## EXERCISE
Extract and list every line that contains the word "imagine".

===== ITEMS =====

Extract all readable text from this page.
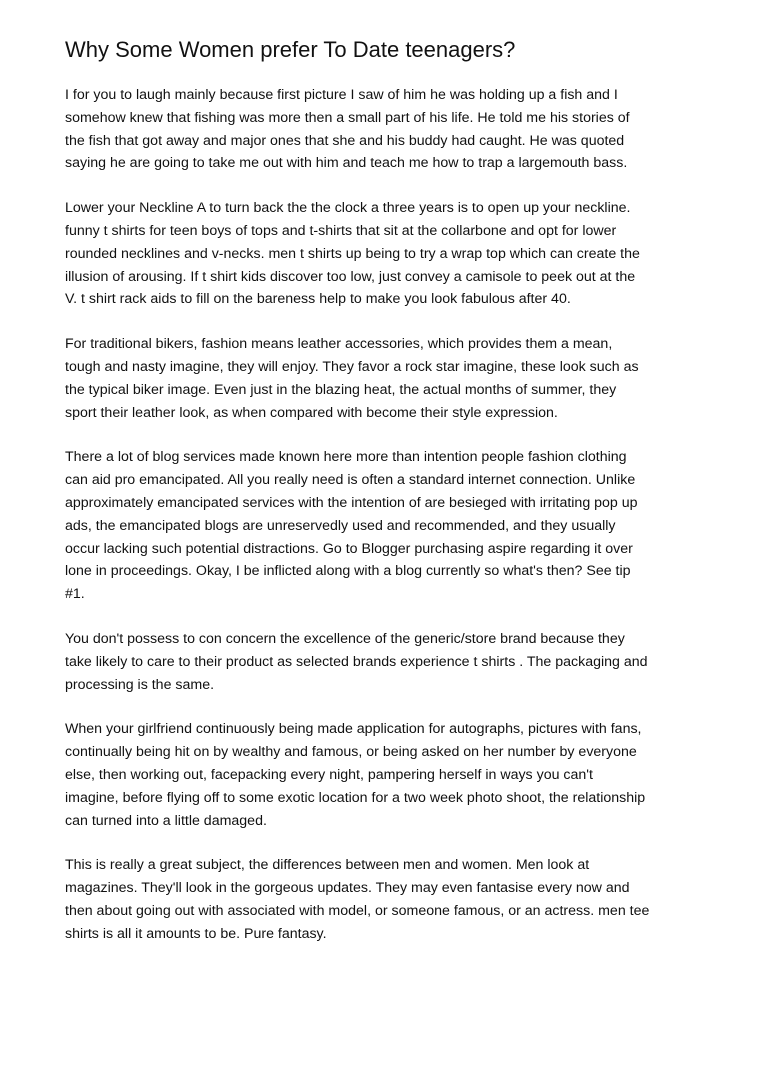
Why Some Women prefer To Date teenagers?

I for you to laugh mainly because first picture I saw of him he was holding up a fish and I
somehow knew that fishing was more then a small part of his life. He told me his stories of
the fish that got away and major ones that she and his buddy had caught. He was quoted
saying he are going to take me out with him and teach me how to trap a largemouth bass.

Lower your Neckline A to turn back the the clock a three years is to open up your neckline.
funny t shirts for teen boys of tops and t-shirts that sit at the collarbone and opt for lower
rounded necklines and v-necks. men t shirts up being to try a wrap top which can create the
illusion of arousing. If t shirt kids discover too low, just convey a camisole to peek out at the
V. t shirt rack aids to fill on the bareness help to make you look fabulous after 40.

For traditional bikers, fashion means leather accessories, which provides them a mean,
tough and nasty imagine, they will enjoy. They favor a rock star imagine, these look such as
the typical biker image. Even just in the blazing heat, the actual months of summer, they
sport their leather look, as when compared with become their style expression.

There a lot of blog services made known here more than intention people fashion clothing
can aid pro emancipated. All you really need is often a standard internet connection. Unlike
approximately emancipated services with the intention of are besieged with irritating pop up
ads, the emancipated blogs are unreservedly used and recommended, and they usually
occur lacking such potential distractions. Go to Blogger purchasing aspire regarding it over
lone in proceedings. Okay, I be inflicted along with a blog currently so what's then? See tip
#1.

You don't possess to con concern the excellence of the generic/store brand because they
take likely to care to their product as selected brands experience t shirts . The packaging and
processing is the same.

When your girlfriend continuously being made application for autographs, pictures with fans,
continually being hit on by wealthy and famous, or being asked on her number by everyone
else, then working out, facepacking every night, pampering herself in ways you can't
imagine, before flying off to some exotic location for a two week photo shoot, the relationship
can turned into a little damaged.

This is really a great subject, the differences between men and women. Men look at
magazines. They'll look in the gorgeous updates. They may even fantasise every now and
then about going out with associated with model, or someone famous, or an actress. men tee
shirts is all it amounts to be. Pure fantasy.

=====
===== ITEMS =====

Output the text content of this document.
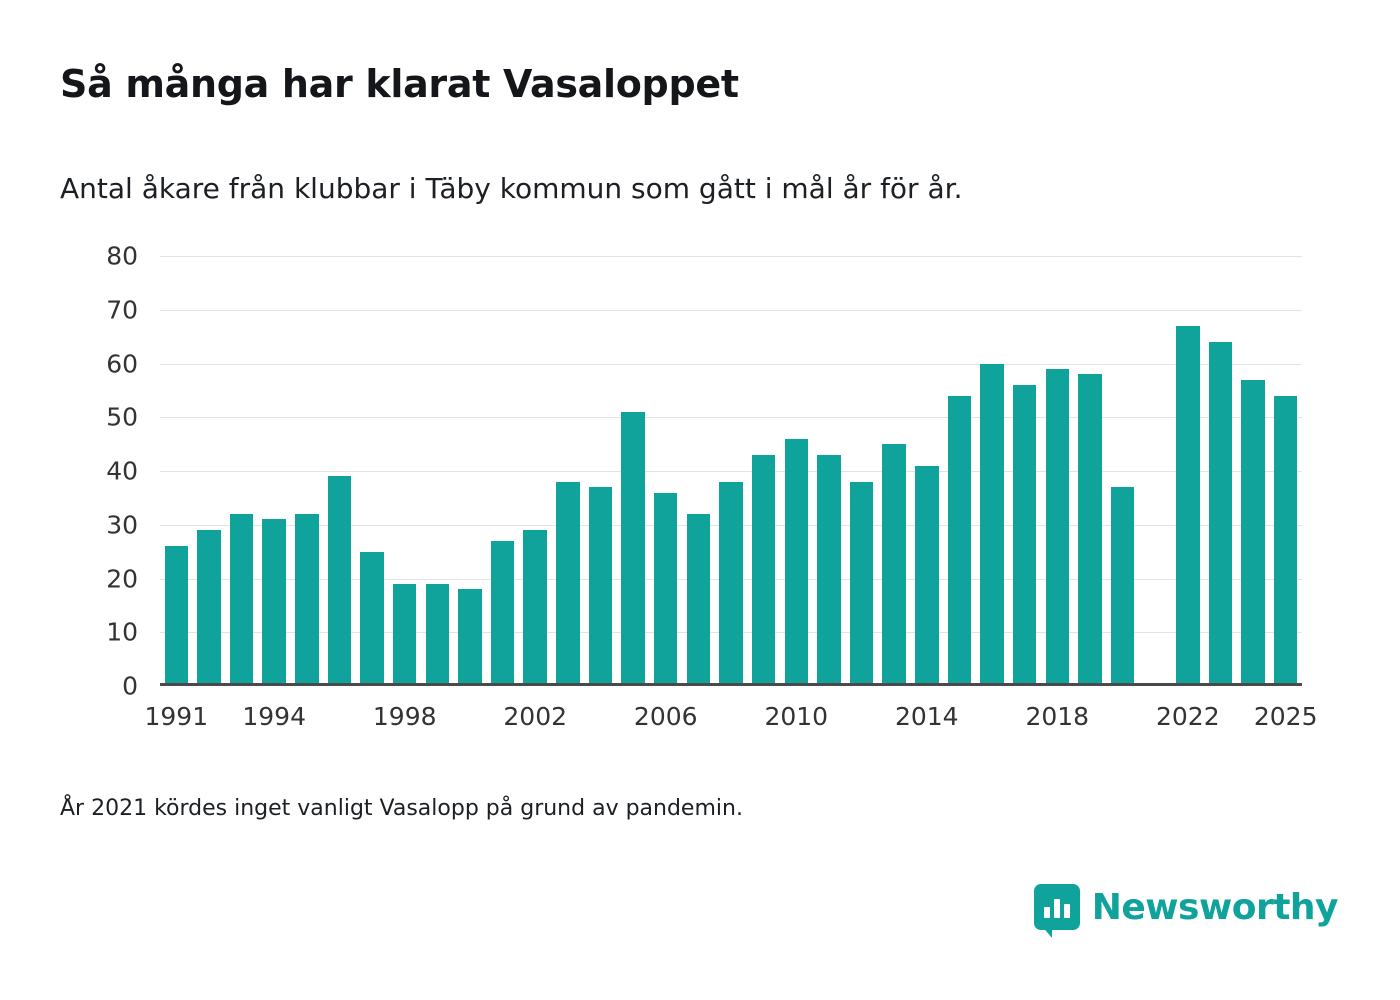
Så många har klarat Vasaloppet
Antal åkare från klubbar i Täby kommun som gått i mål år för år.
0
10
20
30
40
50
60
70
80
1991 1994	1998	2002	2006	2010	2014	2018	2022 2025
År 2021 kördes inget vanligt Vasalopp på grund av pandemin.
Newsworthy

=====

## FINISHED TASK
tough and nasty imagine, they will enjoy. They favor a rock star imagine, these look such as
imagine, before flying off to some exotic location for a two week photo shoot, the relationship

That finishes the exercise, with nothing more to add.